GIVEN RECORDS >>
>>>

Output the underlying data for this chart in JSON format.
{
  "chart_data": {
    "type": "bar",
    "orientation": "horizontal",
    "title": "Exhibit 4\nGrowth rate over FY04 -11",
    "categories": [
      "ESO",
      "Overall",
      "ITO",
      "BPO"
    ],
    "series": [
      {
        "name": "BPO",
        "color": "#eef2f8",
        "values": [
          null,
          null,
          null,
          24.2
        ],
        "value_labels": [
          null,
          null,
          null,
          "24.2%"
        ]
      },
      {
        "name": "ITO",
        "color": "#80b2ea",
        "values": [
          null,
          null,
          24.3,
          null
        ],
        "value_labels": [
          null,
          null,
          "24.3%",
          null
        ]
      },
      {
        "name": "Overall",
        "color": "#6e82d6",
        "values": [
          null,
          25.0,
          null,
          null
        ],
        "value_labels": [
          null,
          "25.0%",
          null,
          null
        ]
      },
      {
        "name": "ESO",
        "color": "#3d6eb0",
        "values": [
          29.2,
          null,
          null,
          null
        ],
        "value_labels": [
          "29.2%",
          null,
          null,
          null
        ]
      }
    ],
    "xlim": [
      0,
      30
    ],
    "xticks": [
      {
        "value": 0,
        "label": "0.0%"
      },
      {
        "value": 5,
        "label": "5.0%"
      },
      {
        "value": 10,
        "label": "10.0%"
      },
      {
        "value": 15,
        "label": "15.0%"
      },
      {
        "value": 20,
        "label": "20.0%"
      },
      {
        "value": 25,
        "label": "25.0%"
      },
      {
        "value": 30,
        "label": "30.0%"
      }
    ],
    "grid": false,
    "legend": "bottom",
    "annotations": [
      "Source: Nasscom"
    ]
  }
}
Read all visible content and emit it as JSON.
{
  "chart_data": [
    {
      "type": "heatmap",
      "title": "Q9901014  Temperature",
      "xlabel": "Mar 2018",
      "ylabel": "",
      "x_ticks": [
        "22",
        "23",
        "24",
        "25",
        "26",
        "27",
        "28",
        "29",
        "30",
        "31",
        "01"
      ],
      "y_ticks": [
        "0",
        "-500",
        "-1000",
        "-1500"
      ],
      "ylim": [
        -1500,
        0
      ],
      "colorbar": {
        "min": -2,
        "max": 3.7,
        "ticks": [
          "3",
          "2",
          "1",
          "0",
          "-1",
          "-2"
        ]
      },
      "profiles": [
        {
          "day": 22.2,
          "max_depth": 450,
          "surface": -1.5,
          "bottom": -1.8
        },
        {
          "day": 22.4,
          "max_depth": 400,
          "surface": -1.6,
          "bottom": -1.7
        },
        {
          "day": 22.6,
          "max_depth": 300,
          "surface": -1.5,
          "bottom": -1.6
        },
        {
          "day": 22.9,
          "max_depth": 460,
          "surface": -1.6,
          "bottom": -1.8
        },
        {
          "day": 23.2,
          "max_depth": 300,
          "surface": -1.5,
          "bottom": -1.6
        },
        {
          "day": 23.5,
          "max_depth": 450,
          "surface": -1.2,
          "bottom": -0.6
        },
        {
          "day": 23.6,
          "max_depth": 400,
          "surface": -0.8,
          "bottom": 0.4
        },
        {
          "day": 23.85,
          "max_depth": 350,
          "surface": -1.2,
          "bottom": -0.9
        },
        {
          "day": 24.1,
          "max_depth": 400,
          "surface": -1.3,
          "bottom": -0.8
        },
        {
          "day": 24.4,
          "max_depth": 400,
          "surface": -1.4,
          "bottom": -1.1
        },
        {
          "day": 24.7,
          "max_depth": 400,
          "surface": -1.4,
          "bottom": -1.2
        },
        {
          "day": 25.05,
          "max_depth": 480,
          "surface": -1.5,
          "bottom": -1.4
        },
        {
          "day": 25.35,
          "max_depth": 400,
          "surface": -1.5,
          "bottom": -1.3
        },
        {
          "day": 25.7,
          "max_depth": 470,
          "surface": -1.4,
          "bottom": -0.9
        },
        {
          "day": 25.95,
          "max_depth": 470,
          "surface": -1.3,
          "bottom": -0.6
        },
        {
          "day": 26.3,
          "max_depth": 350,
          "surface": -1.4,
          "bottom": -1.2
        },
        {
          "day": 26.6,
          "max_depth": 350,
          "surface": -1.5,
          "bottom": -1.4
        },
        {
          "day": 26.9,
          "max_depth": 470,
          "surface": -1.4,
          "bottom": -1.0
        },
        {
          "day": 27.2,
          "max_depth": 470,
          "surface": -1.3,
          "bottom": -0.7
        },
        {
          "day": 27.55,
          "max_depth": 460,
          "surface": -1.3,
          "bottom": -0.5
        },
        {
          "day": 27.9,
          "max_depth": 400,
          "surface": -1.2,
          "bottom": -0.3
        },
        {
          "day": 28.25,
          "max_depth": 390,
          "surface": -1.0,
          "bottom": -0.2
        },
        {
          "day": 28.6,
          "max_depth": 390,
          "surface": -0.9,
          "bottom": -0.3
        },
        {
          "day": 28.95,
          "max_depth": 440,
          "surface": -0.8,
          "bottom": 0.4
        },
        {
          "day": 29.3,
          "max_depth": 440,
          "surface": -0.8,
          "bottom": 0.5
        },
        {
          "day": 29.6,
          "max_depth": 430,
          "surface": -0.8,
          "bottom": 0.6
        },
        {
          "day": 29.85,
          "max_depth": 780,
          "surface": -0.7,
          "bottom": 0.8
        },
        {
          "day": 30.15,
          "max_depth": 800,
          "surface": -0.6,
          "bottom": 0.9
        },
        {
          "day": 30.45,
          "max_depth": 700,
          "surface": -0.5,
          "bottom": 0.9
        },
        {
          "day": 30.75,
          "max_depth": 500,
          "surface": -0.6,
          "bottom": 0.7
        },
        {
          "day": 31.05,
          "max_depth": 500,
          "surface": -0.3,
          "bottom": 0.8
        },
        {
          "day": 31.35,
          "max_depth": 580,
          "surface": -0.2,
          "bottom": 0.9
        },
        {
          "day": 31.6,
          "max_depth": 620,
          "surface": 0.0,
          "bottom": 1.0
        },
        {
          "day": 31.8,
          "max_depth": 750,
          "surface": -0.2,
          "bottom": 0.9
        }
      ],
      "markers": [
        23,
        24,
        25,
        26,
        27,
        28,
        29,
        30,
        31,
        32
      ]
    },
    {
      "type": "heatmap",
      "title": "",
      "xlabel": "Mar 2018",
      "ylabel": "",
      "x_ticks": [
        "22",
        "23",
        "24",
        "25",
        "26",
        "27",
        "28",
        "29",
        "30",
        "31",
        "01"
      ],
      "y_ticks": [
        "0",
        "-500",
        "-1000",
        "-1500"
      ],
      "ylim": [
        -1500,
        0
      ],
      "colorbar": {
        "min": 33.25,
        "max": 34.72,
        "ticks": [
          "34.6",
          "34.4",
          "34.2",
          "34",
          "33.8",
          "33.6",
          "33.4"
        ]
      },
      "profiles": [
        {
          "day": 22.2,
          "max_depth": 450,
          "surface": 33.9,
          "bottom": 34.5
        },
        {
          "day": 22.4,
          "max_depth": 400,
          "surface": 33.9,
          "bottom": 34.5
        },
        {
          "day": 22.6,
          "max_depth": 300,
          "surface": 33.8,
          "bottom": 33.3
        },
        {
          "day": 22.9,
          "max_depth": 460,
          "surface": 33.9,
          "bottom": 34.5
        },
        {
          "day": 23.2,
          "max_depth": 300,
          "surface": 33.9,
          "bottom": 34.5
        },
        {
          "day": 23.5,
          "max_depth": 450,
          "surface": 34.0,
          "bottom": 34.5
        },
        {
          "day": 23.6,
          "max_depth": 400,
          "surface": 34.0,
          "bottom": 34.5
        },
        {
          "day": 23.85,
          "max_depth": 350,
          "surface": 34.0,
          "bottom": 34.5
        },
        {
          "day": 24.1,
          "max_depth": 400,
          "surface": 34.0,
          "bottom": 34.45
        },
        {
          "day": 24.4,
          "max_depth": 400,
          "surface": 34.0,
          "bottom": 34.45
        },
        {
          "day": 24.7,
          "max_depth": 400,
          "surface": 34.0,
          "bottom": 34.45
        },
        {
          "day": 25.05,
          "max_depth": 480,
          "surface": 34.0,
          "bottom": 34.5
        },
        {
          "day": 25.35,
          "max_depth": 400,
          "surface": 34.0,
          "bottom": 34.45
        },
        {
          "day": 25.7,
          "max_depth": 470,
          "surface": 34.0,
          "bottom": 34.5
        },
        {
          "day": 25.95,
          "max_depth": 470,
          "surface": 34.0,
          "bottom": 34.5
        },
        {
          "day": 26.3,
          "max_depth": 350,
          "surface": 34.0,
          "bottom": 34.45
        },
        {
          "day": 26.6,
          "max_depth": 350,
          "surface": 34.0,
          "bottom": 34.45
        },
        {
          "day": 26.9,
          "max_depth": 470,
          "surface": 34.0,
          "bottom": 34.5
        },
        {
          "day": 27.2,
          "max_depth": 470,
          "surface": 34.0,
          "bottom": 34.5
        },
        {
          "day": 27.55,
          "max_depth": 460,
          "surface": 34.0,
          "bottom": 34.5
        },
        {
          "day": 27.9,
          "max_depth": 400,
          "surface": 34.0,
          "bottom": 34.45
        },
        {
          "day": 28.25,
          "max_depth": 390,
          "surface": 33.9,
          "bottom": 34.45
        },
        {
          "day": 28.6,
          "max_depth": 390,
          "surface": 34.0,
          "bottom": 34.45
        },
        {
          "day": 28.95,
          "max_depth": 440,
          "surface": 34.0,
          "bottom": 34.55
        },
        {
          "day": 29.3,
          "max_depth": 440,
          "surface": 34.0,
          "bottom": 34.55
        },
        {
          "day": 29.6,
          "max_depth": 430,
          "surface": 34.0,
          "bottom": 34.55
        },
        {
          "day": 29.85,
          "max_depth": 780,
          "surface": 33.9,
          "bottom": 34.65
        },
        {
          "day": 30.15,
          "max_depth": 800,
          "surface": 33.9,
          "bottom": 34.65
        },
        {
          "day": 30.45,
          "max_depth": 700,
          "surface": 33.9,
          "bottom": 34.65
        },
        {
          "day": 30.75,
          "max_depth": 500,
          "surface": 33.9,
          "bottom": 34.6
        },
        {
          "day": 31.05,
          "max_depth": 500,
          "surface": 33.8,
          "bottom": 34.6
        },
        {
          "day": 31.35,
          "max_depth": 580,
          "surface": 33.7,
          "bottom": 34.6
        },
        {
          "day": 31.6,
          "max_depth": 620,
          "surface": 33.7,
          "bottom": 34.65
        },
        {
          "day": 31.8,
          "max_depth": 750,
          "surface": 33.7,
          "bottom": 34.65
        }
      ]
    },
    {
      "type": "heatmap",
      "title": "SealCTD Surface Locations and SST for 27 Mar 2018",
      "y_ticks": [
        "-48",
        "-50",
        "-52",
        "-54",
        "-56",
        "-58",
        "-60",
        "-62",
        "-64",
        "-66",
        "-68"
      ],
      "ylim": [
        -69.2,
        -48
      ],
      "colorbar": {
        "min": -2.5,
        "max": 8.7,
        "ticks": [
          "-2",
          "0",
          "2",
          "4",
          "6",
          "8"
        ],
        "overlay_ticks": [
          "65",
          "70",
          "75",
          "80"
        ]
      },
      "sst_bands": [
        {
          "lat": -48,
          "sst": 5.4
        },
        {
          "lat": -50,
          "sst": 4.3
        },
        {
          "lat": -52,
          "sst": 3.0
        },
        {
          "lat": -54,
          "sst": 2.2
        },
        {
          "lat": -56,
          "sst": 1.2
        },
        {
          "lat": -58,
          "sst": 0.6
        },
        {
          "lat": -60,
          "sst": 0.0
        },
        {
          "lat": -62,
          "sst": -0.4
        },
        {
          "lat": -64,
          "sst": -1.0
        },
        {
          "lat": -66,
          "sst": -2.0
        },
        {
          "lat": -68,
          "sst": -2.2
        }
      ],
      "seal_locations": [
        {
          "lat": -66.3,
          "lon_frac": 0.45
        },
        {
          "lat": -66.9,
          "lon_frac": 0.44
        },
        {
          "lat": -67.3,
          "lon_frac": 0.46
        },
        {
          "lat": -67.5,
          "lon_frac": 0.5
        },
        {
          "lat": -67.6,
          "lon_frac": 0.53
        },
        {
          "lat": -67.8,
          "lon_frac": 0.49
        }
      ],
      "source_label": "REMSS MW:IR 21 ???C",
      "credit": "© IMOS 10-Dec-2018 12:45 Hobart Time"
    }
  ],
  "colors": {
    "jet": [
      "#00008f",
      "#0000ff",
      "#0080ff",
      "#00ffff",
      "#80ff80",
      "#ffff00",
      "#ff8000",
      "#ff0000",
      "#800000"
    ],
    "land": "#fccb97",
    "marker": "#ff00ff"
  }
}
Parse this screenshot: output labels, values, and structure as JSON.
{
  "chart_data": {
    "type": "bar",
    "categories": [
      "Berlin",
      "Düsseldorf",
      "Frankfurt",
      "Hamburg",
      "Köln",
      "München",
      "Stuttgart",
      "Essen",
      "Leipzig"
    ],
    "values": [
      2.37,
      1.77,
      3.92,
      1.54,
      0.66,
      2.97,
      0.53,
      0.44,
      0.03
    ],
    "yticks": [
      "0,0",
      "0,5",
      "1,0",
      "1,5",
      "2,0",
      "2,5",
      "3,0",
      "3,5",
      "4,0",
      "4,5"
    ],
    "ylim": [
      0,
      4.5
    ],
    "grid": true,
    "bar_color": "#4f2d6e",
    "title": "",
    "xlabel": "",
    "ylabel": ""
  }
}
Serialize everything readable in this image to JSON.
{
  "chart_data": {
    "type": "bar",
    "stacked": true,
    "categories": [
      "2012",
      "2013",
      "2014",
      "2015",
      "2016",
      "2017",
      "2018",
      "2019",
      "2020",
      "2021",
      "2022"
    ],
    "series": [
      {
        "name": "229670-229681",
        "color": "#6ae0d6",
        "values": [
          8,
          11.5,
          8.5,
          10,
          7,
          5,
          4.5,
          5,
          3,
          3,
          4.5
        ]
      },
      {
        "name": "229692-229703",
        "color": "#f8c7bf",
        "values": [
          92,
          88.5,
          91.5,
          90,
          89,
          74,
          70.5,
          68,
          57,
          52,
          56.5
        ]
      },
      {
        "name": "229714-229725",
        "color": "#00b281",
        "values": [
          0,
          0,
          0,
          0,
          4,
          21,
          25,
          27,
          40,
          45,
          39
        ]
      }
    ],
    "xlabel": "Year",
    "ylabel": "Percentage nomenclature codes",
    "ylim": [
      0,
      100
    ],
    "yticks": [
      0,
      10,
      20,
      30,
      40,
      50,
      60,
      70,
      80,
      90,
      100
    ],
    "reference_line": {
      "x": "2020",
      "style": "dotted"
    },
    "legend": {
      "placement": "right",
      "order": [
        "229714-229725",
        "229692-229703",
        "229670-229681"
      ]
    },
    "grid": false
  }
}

<<<

Find the word "name" in the entries above and gather every line that holds it.

        "name": "BPO",
        "name": "ITO",
        "name": "Overall",
        "name": "ESO",
        "name": "229670-229681",
        "name": "229692-229703",
        "name": "229714-229725",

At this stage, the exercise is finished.